The problem => Can the data below be echoed back word for word?

(Lines of data)
============================================================
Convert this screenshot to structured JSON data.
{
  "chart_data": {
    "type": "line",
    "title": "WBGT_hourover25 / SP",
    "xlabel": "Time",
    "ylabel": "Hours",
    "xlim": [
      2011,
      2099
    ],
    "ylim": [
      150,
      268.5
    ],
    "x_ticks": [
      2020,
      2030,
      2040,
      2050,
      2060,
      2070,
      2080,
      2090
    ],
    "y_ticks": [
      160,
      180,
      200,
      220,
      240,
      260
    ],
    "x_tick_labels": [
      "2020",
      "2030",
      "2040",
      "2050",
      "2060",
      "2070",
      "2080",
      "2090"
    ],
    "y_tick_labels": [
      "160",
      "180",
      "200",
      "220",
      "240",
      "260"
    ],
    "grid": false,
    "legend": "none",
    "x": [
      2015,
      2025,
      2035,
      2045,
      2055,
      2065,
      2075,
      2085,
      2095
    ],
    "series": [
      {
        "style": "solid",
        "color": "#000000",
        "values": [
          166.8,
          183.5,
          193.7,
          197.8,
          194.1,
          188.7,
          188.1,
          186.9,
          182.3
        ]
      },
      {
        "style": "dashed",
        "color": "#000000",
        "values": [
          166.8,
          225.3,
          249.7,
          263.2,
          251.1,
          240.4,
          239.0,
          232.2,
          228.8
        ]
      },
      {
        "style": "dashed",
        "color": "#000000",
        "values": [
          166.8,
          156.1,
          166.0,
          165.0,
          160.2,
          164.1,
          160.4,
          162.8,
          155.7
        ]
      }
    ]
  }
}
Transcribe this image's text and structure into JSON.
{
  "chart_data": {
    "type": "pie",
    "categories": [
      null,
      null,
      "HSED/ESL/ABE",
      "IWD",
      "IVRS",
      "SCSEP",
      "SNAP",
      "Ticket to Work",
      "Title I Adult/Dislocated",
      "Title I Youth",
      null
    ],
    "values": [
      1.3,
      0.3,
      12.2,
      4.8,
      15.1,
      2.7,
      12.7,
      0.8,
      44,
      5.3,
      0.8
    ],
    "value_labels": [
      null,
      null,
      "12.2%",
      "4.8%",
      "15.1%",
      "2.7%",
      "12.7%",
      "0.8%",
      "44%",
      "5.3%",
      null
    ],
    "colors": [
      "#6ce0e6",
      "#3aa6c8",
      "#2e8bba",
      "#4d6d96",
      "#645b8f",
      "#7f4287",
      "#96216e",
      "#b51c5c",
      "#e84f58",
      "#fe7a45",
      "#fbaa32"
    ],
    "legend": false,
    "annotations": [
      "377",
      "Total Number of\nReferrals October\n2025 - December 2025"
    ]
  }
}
============================================================
Exercise response =>
Convert this screenshot to structured JSON data.
{
  "chart_data": {
    "type": "line",
    "title": "WBGT_hourover25 / SP",
    "xlabel": "Time",
    "ylabel": "Hours",
    "xlim": [
      2011,
      2099
    ],
    "ylim": [
      150,
      268.5
    ],
    "x_ticks": [
      2020,
      2030,
      2040,
      2050,
      2060,
      2070,
      2080,
      2090
    ],
    "y_ticks": [
      160,
      180,
      200,
      220,
      240,
      260
    ],
    "x_tick_labels": [
      "2020",
      "2030",
      "2040",
      "2050",
      "2060",
      "2070",
      "2080",
      "2090"
    ],
    "y_tick_labels": [
      "160",
      "180",
      "200",
      "220",
      "240",
      "260"
    ],
    "grid": false,
    "legend": "none",
    "x": [
      2015,
      2025,
      2035,
      2045,
      2055,
      2065,
      2075,
      2085,
      2095
    ],
    "series": [
      {
        "style": "solid",
        "color": "#000000",
        "values": [
          166.8,
          183.5,
          193.7,
          197.8,
          194.1,
          188.7,
          188.1,
          186.9,
          182.3
        ]
      },
      {
        "style": "dashed",
        "color": "#000000",
        "values": [
          166.8,
          225.3,
          249.7,
          263.2,
          251.1,
          240.4,
          239.0,
          232.2,
          228.8
        ]
      },
      {
        "style": "dashed",
        "color": "#000000",
        "values": [
          166.8,
          156.1,
          166.0,
          165.0,
          160.2,
          164.1,
          160.4,
          162.8,
          155.7
        ]
      }
    ]
  }
}
Transcribe this image's text and structure into JSON.
{
  "chart_data": {
    "type": "pie",
    "categories": [
      null,
      null,
      "HSED/ESL/ABE",
      "IWD",
      "IVRS",
      "SCSEP",
      "SNAP",
      "Ticket to Work",
      "Title I Adult/Dislocated",
      "Title I Youth",
      null
    ],
    "values": [
      1.3,
      0.3,
      12.2,
      4.8,
      15.1,
      2.7,
      12.7,
      0.8,
      44,
      5.3,
      0.8
    ],
    "value_labels": [
      null,
      null,
      "12.2%",
      "4.8%",
      "15.1%",
      "2.7%",
      "12.7%",
      "0.8%",
      "44%",
      "5.3%",
      null
    ],
    "colors": [
      "#6ce0e6",
      "#3aa6c8",
      "#2e8bba",
      "#4d6d96",
      "#645b8f",
      "#7f4287",
      "#96216e",
      "#b51c5c",
      "#e84f58",
      "#fe7a45",
      "#fbaa32"
    ],
    "legend": false,
    "annotations": [
      "377",
      "Total Number of\nReferrals October\n2025 - December 2025"
    ]
  }
}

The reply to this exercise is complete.